(Exercise objective):
List each line of the data that holds the string "name".

(Records provided):
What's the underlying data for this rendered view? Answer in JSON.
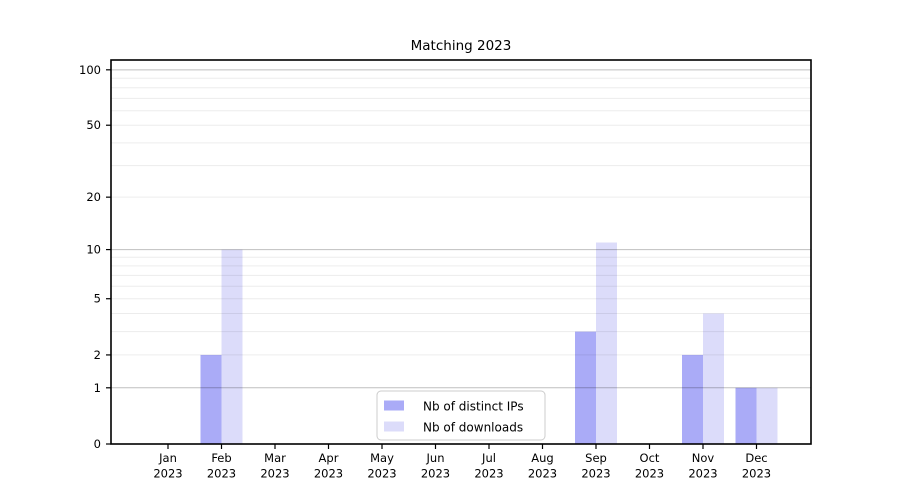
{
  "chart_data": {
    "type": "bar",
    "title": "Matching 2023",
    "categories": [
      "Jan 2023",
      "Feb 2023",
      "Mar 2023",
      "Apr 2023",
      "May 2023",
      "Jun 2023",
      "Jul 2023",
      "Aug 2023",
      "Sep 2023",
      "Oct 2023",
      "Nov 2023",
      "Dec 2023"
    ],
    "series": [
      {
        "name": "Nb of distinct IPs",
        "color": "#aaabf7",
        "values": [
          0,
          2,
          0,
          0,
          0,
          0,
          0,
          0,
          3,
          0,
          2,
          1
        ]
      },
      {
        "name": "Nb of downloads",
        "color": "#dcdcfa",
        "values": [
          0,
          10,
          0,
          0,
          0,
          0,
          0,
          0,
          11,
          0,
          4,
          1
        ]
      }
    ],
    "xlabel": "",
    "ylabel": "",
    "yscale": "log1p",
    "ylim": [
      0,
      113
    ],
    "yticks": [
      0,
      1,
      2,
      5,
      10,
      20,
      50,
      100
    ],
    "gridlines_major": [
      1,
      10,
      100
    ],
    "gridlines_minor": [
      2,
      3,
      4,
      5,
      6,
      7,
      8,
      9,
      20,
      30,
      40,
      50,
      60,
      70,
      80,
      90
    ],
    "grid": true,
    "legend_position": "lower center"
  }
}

(Result for this task):
        "name": "Nb of distinct IPs",
        "name": "Nb of downloads",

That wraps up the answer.